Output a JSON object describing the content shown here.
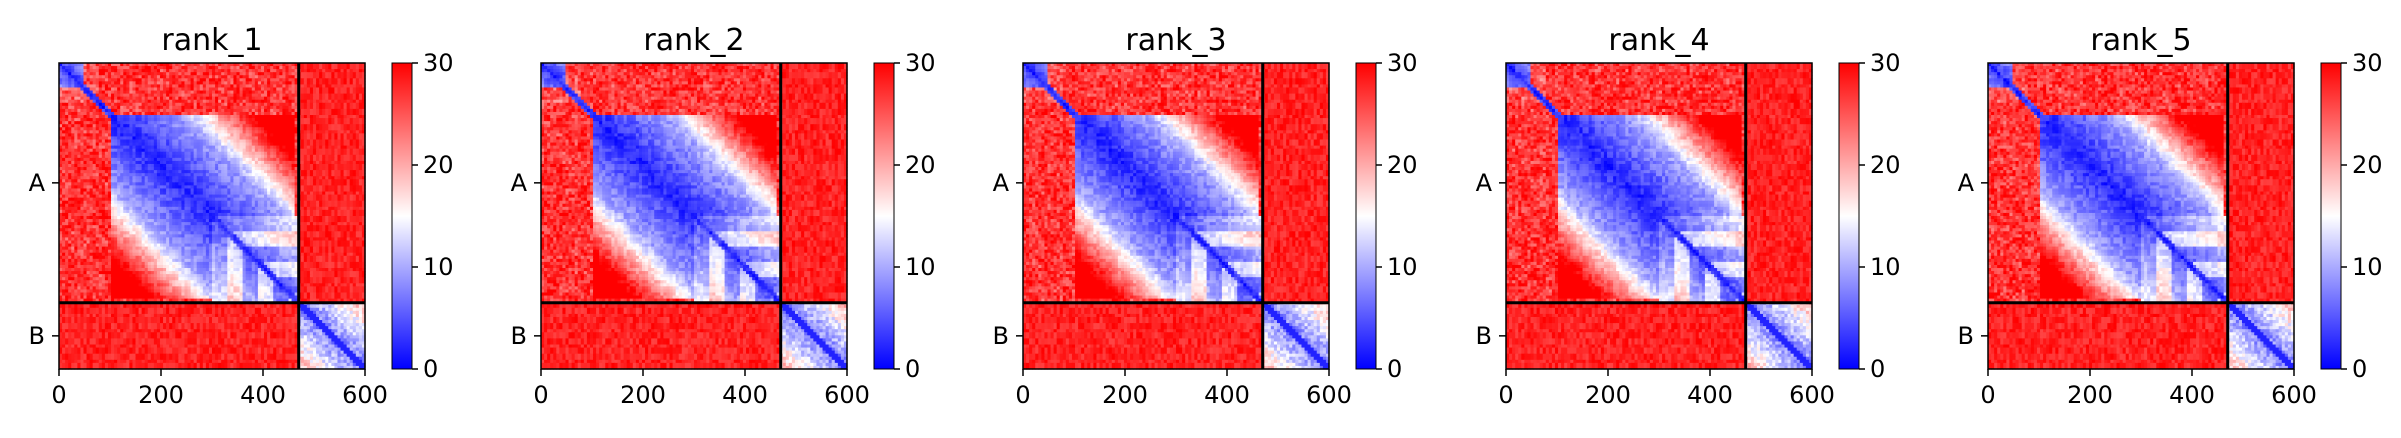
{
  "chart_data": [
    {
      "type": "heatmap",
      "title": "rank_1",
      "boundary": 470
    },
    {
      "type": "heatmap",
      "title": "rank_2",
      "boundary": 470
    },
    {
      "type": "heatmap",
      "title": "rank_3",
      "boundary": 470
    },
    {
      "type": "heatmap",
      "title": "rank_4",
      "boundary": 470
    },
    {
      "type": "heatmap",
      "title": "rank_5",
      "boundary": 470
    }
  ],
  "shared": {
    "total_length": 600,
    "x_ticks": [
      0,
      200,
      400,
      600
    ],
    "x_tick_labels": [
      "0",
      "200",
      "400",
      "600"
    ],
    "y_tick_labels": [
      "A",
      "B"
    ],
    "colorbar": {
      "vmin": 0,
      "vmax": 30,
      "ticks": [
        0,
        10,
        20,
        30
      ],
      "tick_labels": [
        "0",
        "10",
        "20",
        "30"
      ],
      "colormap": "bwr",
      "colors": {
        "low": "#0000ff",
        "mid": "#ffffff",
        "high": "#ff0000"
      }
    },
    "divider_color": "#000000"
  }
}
==
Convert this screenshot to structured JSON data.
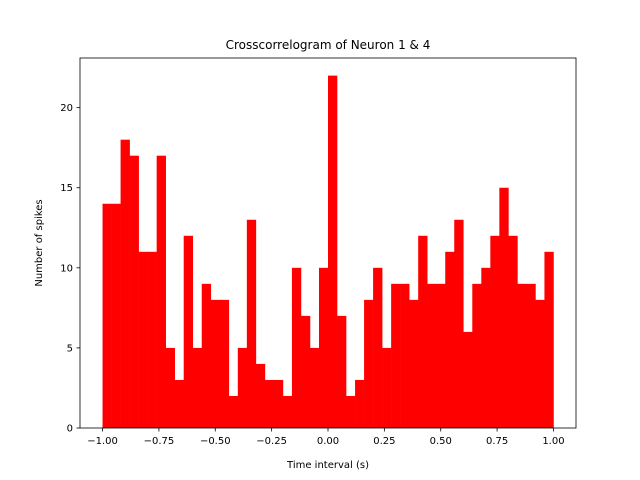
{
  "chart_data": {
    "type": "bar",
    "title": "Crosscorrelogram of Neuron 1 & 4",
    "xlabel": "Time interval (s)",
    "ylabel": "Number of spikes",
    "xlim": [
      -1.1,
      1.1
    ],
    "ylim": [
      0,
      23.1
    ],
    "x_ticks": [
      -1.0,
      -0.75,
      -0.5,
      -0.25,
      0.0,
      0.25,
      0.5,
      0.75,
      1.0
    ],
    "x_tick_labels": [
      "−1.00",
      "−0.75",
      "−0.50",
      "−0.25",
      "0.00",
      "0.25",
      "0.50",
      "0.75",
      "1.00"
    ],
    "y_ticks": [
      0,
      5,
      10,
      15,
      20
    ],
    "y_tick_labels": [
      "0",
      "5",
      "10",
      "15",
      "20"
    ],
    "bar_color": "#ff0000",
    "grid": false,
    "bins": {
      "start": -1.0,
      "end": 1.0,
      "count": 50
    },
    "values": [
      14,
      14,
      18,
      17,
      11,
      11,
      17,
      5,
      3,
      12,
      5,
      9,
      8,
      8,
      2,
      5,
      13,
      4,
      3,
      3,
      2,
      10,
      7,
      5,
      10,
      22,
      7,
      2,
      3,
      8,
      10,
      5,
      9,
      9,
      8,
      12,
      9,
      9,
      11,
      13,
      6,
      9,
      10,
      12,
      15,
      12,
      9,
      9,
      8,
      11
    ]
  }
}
---
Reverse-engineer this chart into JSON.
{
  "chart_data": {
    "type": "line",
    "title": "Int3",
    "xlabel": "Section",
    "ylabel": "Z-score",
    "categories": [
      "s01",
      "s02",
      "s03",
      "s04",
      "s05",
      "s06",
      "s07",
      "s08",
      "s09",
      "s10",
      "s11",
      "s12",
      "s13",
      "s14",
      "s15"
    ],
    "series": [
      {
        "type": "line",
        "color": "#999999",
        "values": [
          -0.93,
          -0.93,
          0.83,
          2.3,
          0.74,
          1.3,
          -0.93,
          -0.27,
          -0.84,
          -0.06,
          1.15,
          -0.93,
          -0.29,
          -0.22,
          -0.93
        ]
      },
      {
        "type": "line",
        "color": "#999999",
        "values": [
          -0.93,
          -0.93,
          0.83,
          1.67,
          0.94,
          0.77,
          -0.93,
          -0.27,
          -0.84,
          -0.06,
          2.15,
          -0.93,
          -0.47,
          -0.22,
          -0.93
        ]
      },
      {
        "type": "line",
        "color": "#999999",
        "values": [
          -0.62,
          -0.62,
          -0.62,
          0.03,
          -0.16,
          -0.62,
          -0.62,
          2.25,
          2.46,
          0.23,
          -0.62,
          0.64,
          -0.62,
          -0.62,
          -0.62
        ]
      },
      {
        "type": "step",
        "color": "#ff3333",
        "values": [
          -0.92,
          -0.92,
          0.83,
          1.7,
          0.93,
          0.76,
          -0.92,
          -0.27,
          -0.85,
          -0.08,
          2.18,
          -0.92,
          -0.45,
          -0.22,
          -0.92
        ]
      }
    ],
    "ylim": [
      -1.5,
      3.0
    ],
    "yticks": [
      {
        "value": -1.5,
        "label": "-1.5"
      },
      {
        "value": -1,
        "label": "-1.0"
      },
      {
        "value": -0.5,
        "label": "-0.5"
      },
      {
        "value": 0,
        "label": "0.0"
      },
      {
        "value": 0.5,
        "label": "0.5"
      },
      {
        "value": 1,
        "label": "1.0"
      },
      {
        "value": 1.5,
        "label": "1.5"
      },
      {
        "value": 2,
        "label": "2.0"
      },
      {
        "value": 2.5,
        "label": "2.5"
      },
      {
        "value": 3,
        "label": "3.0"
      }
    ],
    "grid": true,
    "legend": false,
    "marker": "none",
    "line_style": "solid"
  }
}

EXERCISE TASK: Take every line that includes the string "JSON" and copy it.

REPLY:
Output a JSON object describing the content shown here.
Convert this screenshot to structured JSON data.
Reverse-engineer this chart into JSON.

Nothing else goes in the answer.